## The request
Reproduce the records below in their entirety, character for character.

Records that describe figures

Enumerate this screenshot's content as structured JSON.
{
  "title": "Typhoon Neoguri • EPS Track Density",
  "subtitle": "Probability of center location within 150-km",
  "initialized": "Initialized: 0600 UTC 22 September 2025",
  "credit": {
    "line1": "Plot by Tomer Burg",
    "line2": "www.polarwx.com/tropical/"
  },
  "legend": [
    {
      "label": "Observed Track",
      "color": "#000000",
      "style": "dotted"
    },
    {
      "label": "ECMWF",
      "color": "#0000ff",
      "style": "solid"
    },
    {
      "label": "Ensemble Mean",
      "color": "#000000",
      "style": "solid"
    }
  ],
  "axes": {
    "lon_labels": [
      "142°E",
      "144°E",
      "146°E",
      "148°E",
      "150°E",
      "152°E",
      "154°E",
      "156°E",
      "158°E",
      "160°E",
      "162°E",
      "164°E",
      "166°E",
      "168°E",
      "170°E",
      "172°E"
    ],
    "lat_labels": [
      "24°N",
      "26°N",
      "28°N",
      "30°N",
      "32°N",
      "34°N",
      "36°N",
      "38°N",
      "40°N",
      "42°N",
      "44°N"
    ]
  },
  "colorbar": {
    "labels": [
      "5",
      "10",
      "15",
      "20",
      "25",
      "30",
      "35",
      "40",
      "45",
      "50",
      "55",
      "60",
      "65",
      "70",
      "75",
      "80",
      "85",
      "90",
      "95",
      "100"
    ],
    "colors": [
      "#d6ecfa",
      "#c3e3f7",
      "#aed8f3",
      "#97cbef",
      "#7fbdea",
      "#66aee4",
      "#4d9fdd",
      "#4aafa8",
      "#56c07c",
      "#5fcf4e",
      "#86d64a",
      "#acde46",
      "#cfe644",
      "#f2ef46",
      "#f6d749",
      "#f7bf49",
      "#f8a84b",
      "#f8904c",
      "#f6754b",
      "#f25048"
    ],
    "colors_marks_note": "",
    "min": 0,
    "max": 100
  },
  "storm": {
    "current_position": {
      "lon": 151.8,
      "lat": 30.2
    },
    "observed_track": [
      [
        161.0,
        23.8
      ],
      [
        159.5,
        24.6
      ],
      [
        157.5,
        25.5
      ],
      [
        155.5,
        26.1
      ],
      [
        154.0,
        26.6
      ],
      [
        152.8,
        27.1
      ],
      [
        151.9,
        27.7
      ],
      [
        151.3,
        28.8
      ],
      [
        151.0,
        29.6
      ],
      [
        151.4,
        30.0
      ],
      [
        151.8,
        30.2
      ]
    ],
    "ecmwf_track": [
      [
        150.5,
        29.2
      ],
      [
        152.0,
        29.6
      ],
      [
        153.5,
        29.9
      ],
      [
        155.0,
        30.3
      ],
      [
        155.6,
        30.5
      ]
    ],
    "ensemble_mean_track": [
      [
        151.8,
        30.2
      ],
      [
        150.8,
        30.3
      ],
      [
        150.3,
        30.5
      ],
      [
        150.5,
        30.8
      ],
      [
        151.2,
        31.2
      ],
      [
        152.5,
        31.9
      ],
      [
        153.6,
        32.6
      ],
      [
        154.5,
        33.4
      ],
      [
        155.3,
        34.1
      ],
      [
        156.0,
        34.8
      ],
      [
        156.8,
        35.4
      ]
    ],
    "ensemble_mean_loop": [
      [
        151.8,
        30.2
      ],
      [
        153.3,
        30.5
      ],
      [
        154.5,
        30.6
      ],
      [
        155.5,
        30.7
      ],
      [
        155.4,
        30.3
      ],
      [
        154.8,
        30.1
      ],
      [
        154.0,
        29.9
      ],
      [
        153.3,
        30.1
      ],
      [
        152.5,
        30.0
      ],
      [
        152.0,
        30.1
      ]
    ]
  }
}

## Final result
Enumerate this screenshot's content as structured JSON.
{
  "title": "Typhoon Neoguri • EPS Track Density",
  "subtitle": "Probability of center location within 150-km",
  "initialized": "Initialized: 0600 UTC 22 September 2025",
  "credit": {
    "line1": "Plot by Tomer Burg",
    "line2": "www.polarwx.com/tropical/"
  },
  "legend": [
    {
      "label": "Observed Track",
      "color": "#000000",
      "style": "dotted"
    },
    {
      "label": "ECMWF",
      "color": "#0000ff",
      "style": "solid"
    },
    {
      "label": "Ensemble Mean",
      "color": "#000000",
      "style": "solid"
    }
  ],
  "axes": {
    "lon_labels": [
      "142°E",
      "144°E",
      "146°E",
      "148°E",
      "150°E",
      "152°E",
      "154°E",
      "156°E",
      "158°E",
      "160°E",
      "162°E",
      "164°E",
      "166°E",
      "168°E",
      "170°E",
      "172°E"
    ],
    "lat_labels": [
      "24°N",
      "26°N",
      "28°N",
      "30°N",
      "32°N",
      "34°N",
      "36°N",
      "38°N",
      "40°N",
      "42°N",
      "44°N"
    ]
  },
  "colorbar": {
    "labels": [
      "5",
      "10",
      "15",
      "20",
      "25",
      "30",
      "35",
      "40",
      "45",
      "50",
      "55",
      "60",
      "65",
      "70",
      "75",
      "80",
      "85",
      "90",
      "95",
      "100"
    ],
    "colors": [
      "#d6ecfa",
      "#c3e3f7",
      "#aed8f3",
      "#97cbef",
      "#7fbdea",
      "#66aee4",
      "#4d9fdd",
      "#4aafa8",
      "#56c07c",
      "#5fcf4e",
      "#86d64a",
      "#acde46",
      "#cfe644",
      "#f2ef46",
      "#f6d749",
      "#f7bf49",
      "#f8a84b",
      "#f8904c",
      "#f6754b",
      "#f25048"
    ],
    "colors_marks_note": "",
    "min": 0,
    "max": 100
  },
  "storm": {
    "current_position": {
      "lon": 151.8,
      "lat": 30.2
    },
    "observed_track": [
      [
        161.0,
        23.8
      ],
      [
        159.5,
        24.6
      ],
      [
        157.5,
        25.5
      ],
      [
        155.5,
        26.1
      ],
      [
        154.0,
        26.6
      ],
      [
        152.8,
        27.1
      ],
      [
        151.9,
        27.7
      ],
      [
        151.3,
        28.8
      ],
      [
        151.0,
        29.6
      ],
      [
        151.4,
        30.0
      ],
      [
        151.8,
        30.2
      ]
    ],
    "ecmwf_track": [
      [
        150.5,
        29.2
      ],
      [
        152.0,
        29.6
      ],
      [
        153.5,
        29.9
      ],
      [
        155.0,
        30.3
      ],
      [
        155.6,
        30.5
      ]
    ],
    "ensemble_mean_track": [
      [
        151.8,
        30.2
      ],
      [
        150.8,
        30.3
      ],
      [
        150.3,
        30.5
      ],
      [
        150.5,
        30.8
      ],
      [
        151.2,
        31.2
      ],
      [
        152.5,
        31.9
      ],
      [
        153.6,
        32.6
      ],
      [
        154.5,
        33.4
      ],
      [
        155.3,
        34.1
      ],
      [
        156.0,
        34.8
      ],
      [
        156.8,
        35.4
      ]
    ],
    "ensemble_mean_loop": [
      [
        151.8,
        30.2
      ],
      [
        153.3,
        30.5
      ],
      [
        154.5,
        30.6
      ],
      [
        155.5,
        30.7
      ],
      [
        155.4,
        30.3
      ],
      [
        154.8,
        30.1
      ],
      [
        154.0,
        29.9
      ],
      [
        153.3,
        30.1
      ],
      [
        152.5,
        30.0
      ],
      [
        152.0,
        30.1
      ]
    ]
  }
}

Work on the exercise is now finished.